What the task asks: Search the listing below for the string "입법발의를" and show each line that contains it.

-- START OF Entries provided --

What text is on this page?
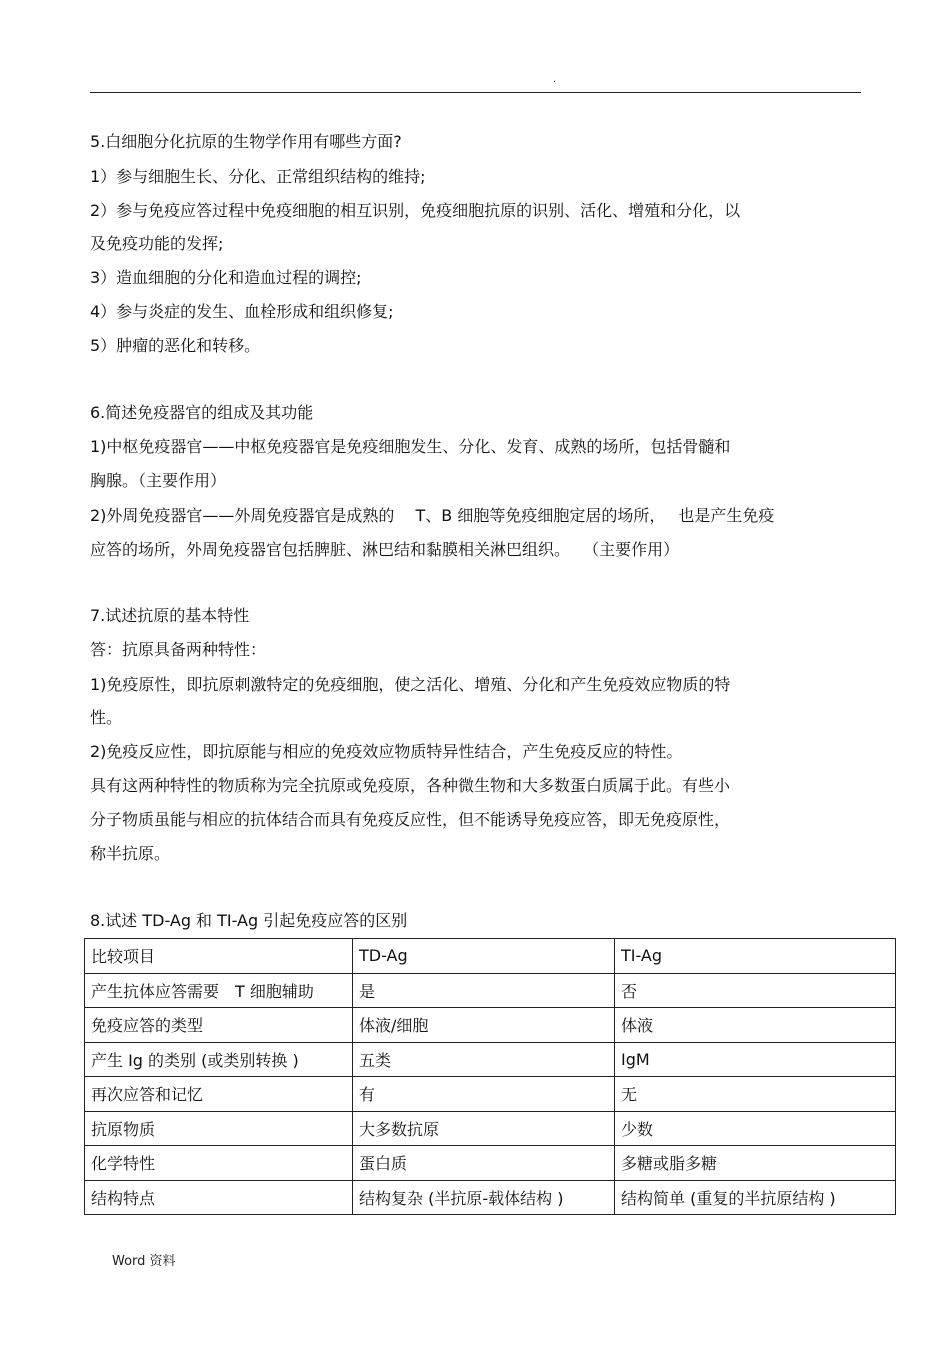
.
5.白细胞分化抗原的生物学作用有哪些方面?
1）参与细胞生长、分化、正常组织结构的维持;
2）参与免疫应答过程中免疫细胞的相互识别，免疫细胞抗原的识别、活化、增殖和分化，以
及免疫功能的发挥;
3）造血细胞的分化和造血过程的调控;
4）参与炎症的发生、血栓形成和组织修复;
5）肿瘤的恶化和转移。
6.简述免疫器官的组成及其功能
1)中枢免疫器官——中枢免疫器官是免疫细胞发生、分化、发育、成熟的场所，包括骨髓和
胸腺。（主要作用）
2)外周免疫器官——外周免疫器官是成熟的　 T、B 细胞等免疫细胞定居的场所，　 也是产生免疫
应答的场所，外周免疫器官包括脾脏、淋巴结和黏膜相关淋巴组织。　 （主要作用）
7.试述抗原的基本特性
答：抗原具备两种特性：
1)免疫原性，即抗原刺激特定的免疫细胞，使之活化、增殖、分化和产生免疫效应物质的特
性。
2)免疫反应性，即抗原能与相应的免疫效应物质特异性结合，产生免疫反应的特性。
具有这两种特性的物质称为完全抗原或免疫原，各种微生物和大多数蛋白质属于此。有些小
分子物质虽能与相应的抗体结合而具有免疫反应性，但不能诱导免疫应答，即无免疫原性，
称半抗原。
8.试述 TD-Ag 和 TI-Ag 引起免疫应答的区别
比较项目	TD-Ag	TI-Ag
产生抗体应答需要　T 细胞辅助	是	否
免疫应答的类型	体液/细胞	体液
产生 Ig 的类别 (或类别转换 )	五类	IgM
再次应答和记忆	有	无
抗原物质	大多数抗原	少数
化学特性	蛋白质	多糖或脂多糖
结构特点	结构复杂 (半抗原-载体结构 )	结构简单 (重复的半抗原结构 )
Word 资料
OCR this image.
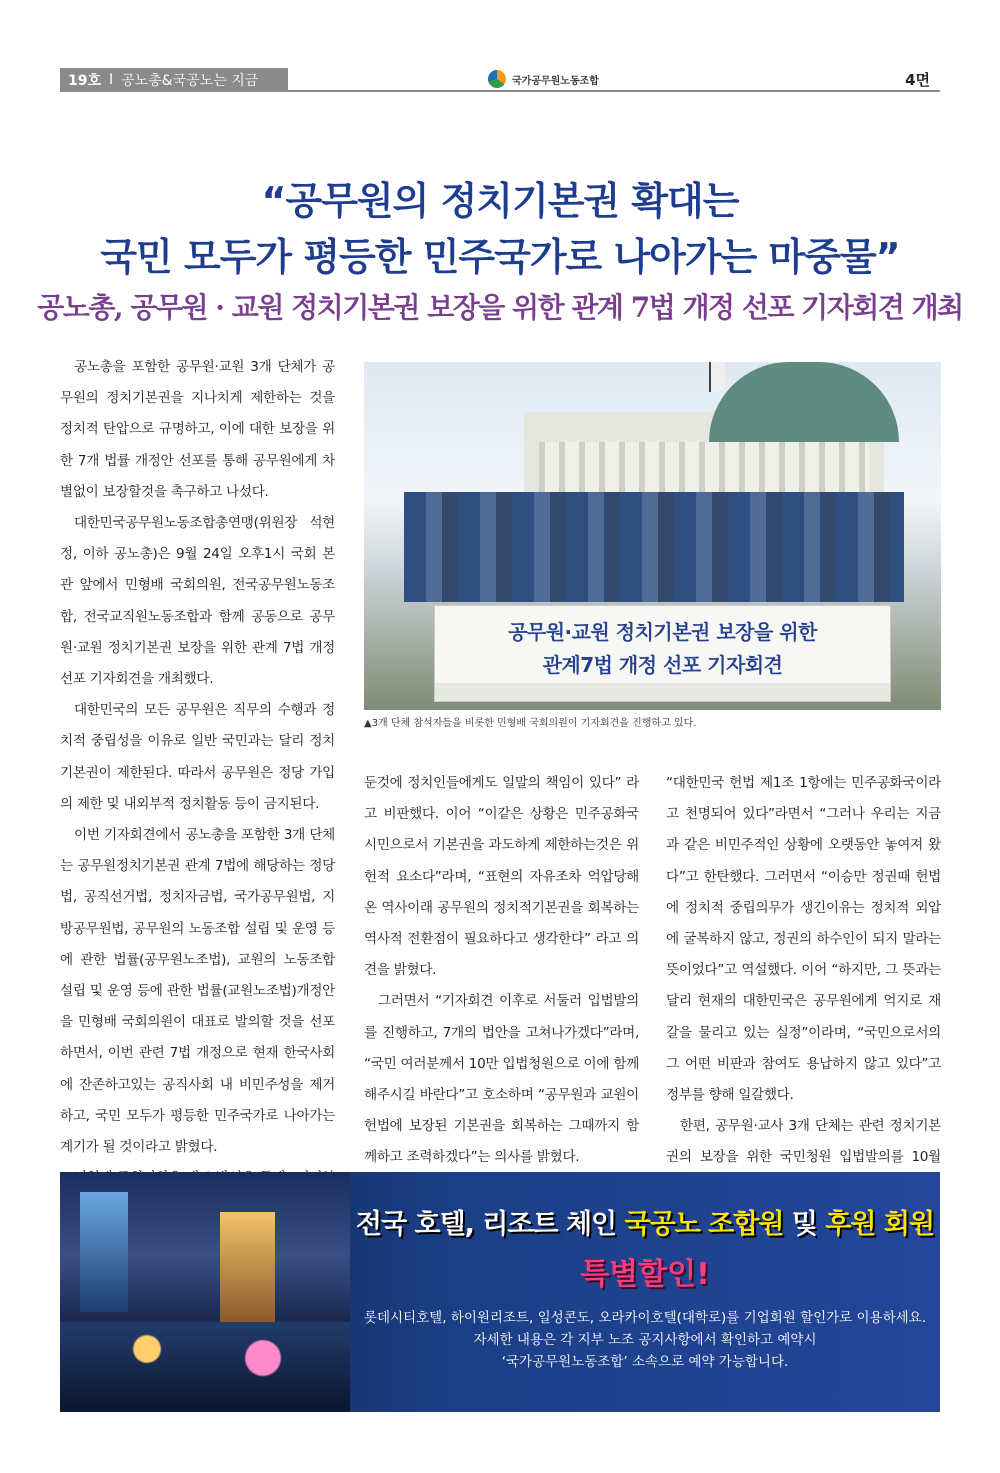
19호 I 공노총&국공노는 지금	국가공무원노동조합	4면
“공무원의 정치기본권 확대는
국민 모두가 평등한 민주국가로 나아가는 마중물”
공노총, 공무원 · 교원 정치기본권 보장을 위한 관계 7법 개정 선포 기자회견 개최

공노총을 포함한 공무원·교원 3개 단체가 공무원의 정치기본권을 지나치게 제한하는 것을 정치적 탄압으로 규명하고, 이에 대한 보장을 위한 7개 법률 개정안 선포를 통해 공무원에게 차별없이 보장할것을 촉구하고 나섰다.

대한민국공무원노동조합총연맹(위원장 석현정, 이하 공노총)은 9월 24일 오후1시 국회 본관 앞에서 민형배 국회의원, 전국공무원노동조합, 전국교직원노동조합과 함께 공동으로 공무원·교원 정치기본권 보장을 위한 관계 7법 개정 선포 기자회견을 개최했다.

대한민국의 모든 공무원은 직무의 수행과 정치적 중립성을 이유로 일반 국민과는 달리 정치기본권이 제한된다. 따라서 공무원은 정당 가입의 제한 및 내외부적 정치활동 등이 금지된다.

이번 기자회견에서 공노총을 포함한 3개 단체는 공무원정치기본권 관계 7법에 해당하는 정당법, 공직선거법, 정치자금법, 국가공무원법, 지방공무원법, 공무원의 노동조합 설립 및 운영 등에 관한 법률(공무원노조법), 교원의 노동조합 설립 및 운영 등에 관한 법률(교원노조법)개정안을 민형배 국회의원이 대표로 발의할 것을 선포하면서, 이번 관련 7법 개정으로 현재 한국사회에 잔존하고있는 공직사회 내 비민주성을 제거하고, 국민 모두가 평등한 민주국가로 나아가는 계기가 될 것이라고 밝혔다.

공무원·교원 정치기본권 보장을 위한
관계7법 개정 선포 기자회견
▲3개 단체 참석자들을 비롯한 민형배 국회의원이 기자회견을 진행하고 있다.

둔것에 정치인들에게도 일말의 책임이 있다” 라고 비판했다. 이어 “이같은 상황은 민주공화국 시민으로서 기본권을 과도하게 제한하는것은 위헌적 요소다”라며, “표현의 자유조차 억압당해온 역사이래 공무원의 정치적기본권을 회복하는 역사적 전환점이 필요하다고 생각한다” 라고 의견을 밝혔다.

그러면서 “기자회견 이후로 서둘러 입법발의를 진행하고, 7개의 법안을 고쳐나가겠다”라며, “국민 여러분께서 10만 입법청원으로 이에 함께 해주시길 바란다”고 호소하며 “공무원과 교원이 헌법에 보장된 기본권을 회복하는 그때까지 함께하고 조력하겠다”는 의사를 밝혔다.

“대한민국 헌법 제1조 1항에는 민주공화국이라고 천명되어 있다”라면서 “그러나 우리는 지금과 같은 비민주적인 상황에 오랫동안 놓여져 왔다”고 한탄했다. 그러면서 “이승만 정권때 헌법에 정치적 중립의무가 생긴이유는 정치적 외압에 굴복하지 않고, 정권의 하수인이 되지 말라는 뜻이었다”고 역설했다. 이어 “하지만, 그 뜻과는 달리 현재의 대한민국은 공무원에게 억지로 재갈을 물리고 있는 실정”이라며, “국민으로서의 그 어떤 비판과 참여도 용납하지 않고 있다”고 정부를 향해 일갈했다.

한편, 공무원·교사 3개 단체는 관련 정치기본권의 보장을 위한 국민청원 입법발의를 10월

전국 호텔, 리조트 체인 국공노 조합원 및 후원 회원
특별할인!
롯데시티호텔, 하이원리조트, 일성콘도, 오라카이호텔(대학로)를 기업회원 할인가로 이용하세요.
자세한 내용은 각 지부 노조 공지사항에서 확인하고 예약시
‘국가공무원노동조합’ 소속으로 예약 가능합니다.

-- END OF Entries provided --

Finished task:
그러면서 “기자회견 이후로 서둘러 입법발의를 진행하고, 7개의 법안을 고쳐나가겠다”라며, “국민 여러분께서 10만 입법청원으로 이에 함께 해주시길 바란다”고 호소하며 “공무원과 교원이 헌법에 보장된 기본권을 회복하는 그때까지 함께하고 조력하겠다”는 의사를 밝혔다.
한편, 공무원·교사 3개 단체는 관련 정치기본권의 보장을 위한 국민청원 입법발의를 10월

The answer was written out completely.